>> start

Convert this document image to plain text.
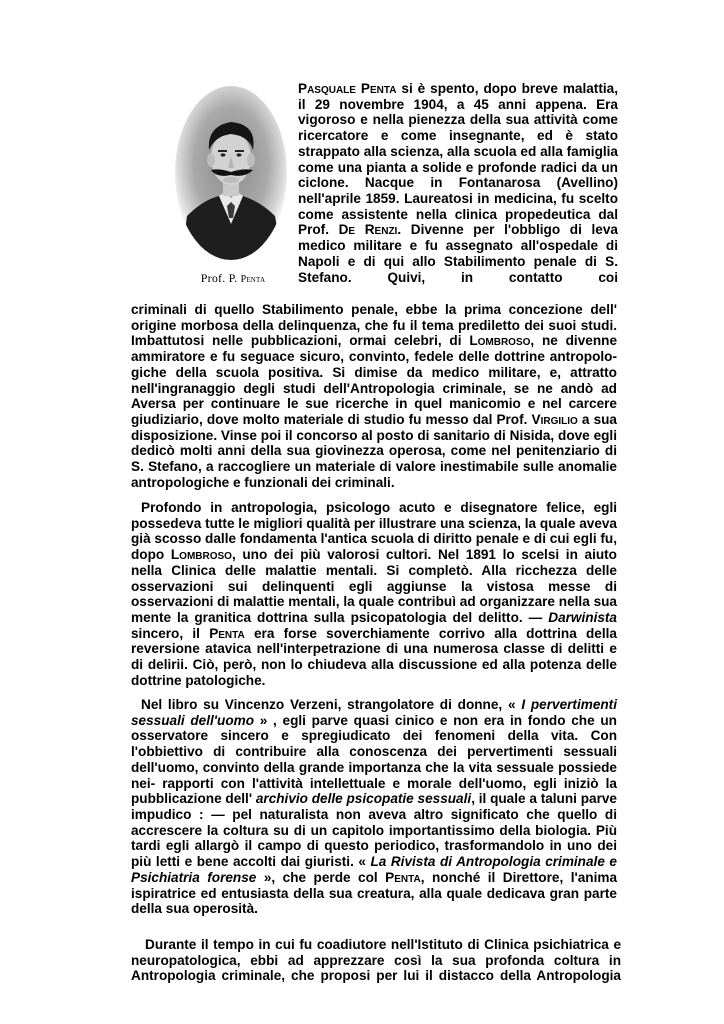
Prof. P. Penta

Pasquale Penta si è spento, dopo breve malattia, il 29 novembre 1904, a 45 anni appena. Era vigoroso e nella pienezza della sua attività come ricercatore e come insegnante, ed è stato strappato alla scienza, alla scuola ed alla famiglia come una pianta a solide e profonde radici da un ciclone. Nacque in Fontanarosa (Avellino) nell'aprile 1859. Laureatosi in medicina, fu scelto come assistente nella clinica propedeutica dal Prof. De Renzi. Divenne per l'obbligo di leva medico militare e fu assegnato all'ospedale di Napoli e di qui allo Stabilimento penale di S. Stefano. Quivi, in contatto coi

criminali di quello Stabilimento penale, ebbe la prima concezione dell' origine morbosa della delinquenza, che fu il tema prediletto dei suoi studi. Imbattutosi nelle pubblicazioni, ormai celebri, di Lombroso, ne divenne ammiratore e fu seguace sicuro, convinto, fedele delle dottrine antropolo-giche della scuola positiva. Si dimise da medico militare, e, attratto nell'ingranaggio degli studi dell'Antropologia criminale, se ne andò ad Aversa per continuare le sue ricerche in quel manicomio e nel carcere giudiziario, dove molto materiale di studio fu messo dal Prof. Virgilio a sua disposizione. Vinse poi il concorso al posto di sanitario di Nisida, dove egli dedicò molti anni della sua giovinezza operosa, come nel penitenziario di S. Stefano, a raccogliere un materiale di valore inestimabile sulle anomalie antropologiche e funzionali dei criminali.

Profondo in antropologia, psicologo acuto e disegnatore felice, egli possedeva tutte le migliori qualità per illustrare una scienza, la quale aveva già scosso dalle fondamenta l'antica scuola di diritto penale e di cui egli fu, dopo Lombroso, uno dei più valorosi cultori. Nel 1891 lo scelsi in aiuto nella Clinica delle malattie mentali. Si completò. Alla ricchezza delle osservazioni sui delinquenti egli aggiunse la vistosa messe di osservazioni di malattie mentali, la quale contribuì ad organizzare nella sua mente la granitica dottrina sulla psicopatologia del delitto. — Darwinista sincero, il Penta era forse soverchiamente corrivo alla dottrina della reversione atavica nell'interpetrazione di una numerosa classe di delitti e di delirii. Ciò, però, non lo chiudeva alla discussione ed alla potenza delle dottrine patologiche.

Nel libro su Vincenzo Verzeni, strangolatore di donne, « I pervertimenti sessuali dell'uomo » , egli parve quasi cinico e non era in fondo che un osservatore sincero e spregiudicato dei fenomeni della vita. Con l'obbiettivo di contribuire alla conoscenza dei pervertimenti sessuali dell'uomo, convinto della grande importanza che la vita sessuale possiede nei- rapporti con l'attività intellettuale e morale dell'uomo, egli iniziò la pubblicazione dell' archivio delle psicopatie sessuali, il quale a taluni parve impudico : — pel naturalista non aveva altro significato che quello di accrescere la coltura su di un capitolo importantissimo della biologia. Più tardi egli allargò il campo di questo periodico, trasformandolo in uno dei più letti e bene accolti dai giuristi. « La Rivista di Antropologia criminale e Psichiatria forense », che perde col Penta, nonché il Direttore, l'anima ispiratrice ed entusiasta della sua creatura, alla quale dedicava gran parte della sua operosità.

Durante il tempo in cui fu coadiutore nell'Istituto di Clinica psichiatrica e neuropatologica, ebbi ad apprezzare così la sua profonda coltura in Antropologia criminale, che proposi per lui il distacco della Antropologia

>> end

Exercise brief
All of the data above should be quoted exactly, except for the pictures.

Written solution
Convert this document image to plain text.
Prof. P. Penta

Pasquale Penta si è spento, dopo breve malattia, il 29 novembre 1904, a 45 anni appena. Era vigoroso e nella pienezza della sua attività come ricercatore e come insegnante, ed è stato strappato alla scienza, alla scuola ed alla famiglia come una pianta a solide e profonde radici da un ciclone. Nacque in Fontanarosa (Avellino) nell'aprile 1859. Laureatosi in medicina, fu scelto come assistente nella clinica propedeutica dal Prof. De Renzi. Divenne per l'obbligo di leva medico militare e fu assegnato all'ospedale di Napoli e di qui allo Stabilimento penale di S. Stefano. Quivi, in contatto coi

criminali di quello Stabilimento penale, ebbe la prima concezione dell' origine morbosa della delinquenza, che fu il tema prediletto dei suoi studi. Imbattutosi nelle pubblicazioni, ormai celebri, di Lombroso, ne divenne ammiratore e fu seguace sicuro, convinto, fedele delle dottrine antropolo-giche della scuola positiva. Si dimise da medico militare, e, attratto nell'ingranaggio degli studi dell'Antropologia criminale, se ne andò ad Aversa per continuare le sue ricerche in quel manicomio e nel carcere giudiziario, dove molto materiale di studio fu messo dal Prof. Virgilio a sua disposizione. Vinse poi il concorso al posto di sanitario di Nisida, dove egli dedicò molti anni della sua giovinezza operosa, come nel penitenziario di S. Stefano, a raccogliere un materiale di valore inestimabile sulle anomalie antropologiche e funzionali dei criminali.

Profondo in antropologia, psicologo acuto e disegnatore felice, egli possedeva tutte le migliori qualità per illustrare una scienza, la quale aveva già scosso dalle fondamenta l'antica scuola di diritto penale e di cui egli fu, dopo Lombroso, uno dei più valorosi cultori. Nel 1891 lo scelsi in aiuto nella Clinica delle malattie mentali. Si completò. Alla ricchezza delle osservazioni sui delinquenti egli aggiunse la vistosa messe di osservazioni di malattie mentali, la quale contribuì ad organizzare nella sua mente la granitica dottrina sulla psicopatologia del delitto. — Darwinista sincero, il Penta era forse soverchiamente corrivo alla dottrina della reversione atavica nell'interpetrazione di una numerosa classe di delitti e di delirii. Ciò, però, non lo chiudeva alla discussione ed alla potenza delle dottrine patologiche.

Nel libro su Vincenzo Verzeni, strangolatore di donne, « I pervertimenti sessuali dell'uomo » , egli parve quasi cinico e non era in fondo che un osservatore sincero e spregiudicato dei fenomeni della vita. Con l'obbiettivo di contribuire alla conoscenza dei pervertimenti sessuali dell'uomo, convinto della grande importanza che la vita sessuale possiede nei- rapporti con l'attività intellettuale e morale dell'uomo, egli iniziò la pubblicazione dell' archivio delle psicopatie sessuali, il quale a taluni parve impudico : — pel naturalista non aveva altro significato che quello di accrescere la coltura su di un capitolo importantissimo della biologia. Più tardi egli allargò il campo di questo periodico, trasformandolo in uno dei più letti e bene accolti dai giuristi. « La Rivista di Antropologia criminale e Psichiatria forense », che perde col Penta, nonché il Direttore, l'anima ispiratrice ed entusiasta della sua creatura, alla quale dedicava gran parte della sua operosità.

Durante il tempo in cui fu coadiutore nell'Istituto di Clinica psichiatrica e neuropatologica, ebbi ad apprezzare così la sua profonda coltura in Antropologia criminale, che proposi per lui il distacco della Antropologia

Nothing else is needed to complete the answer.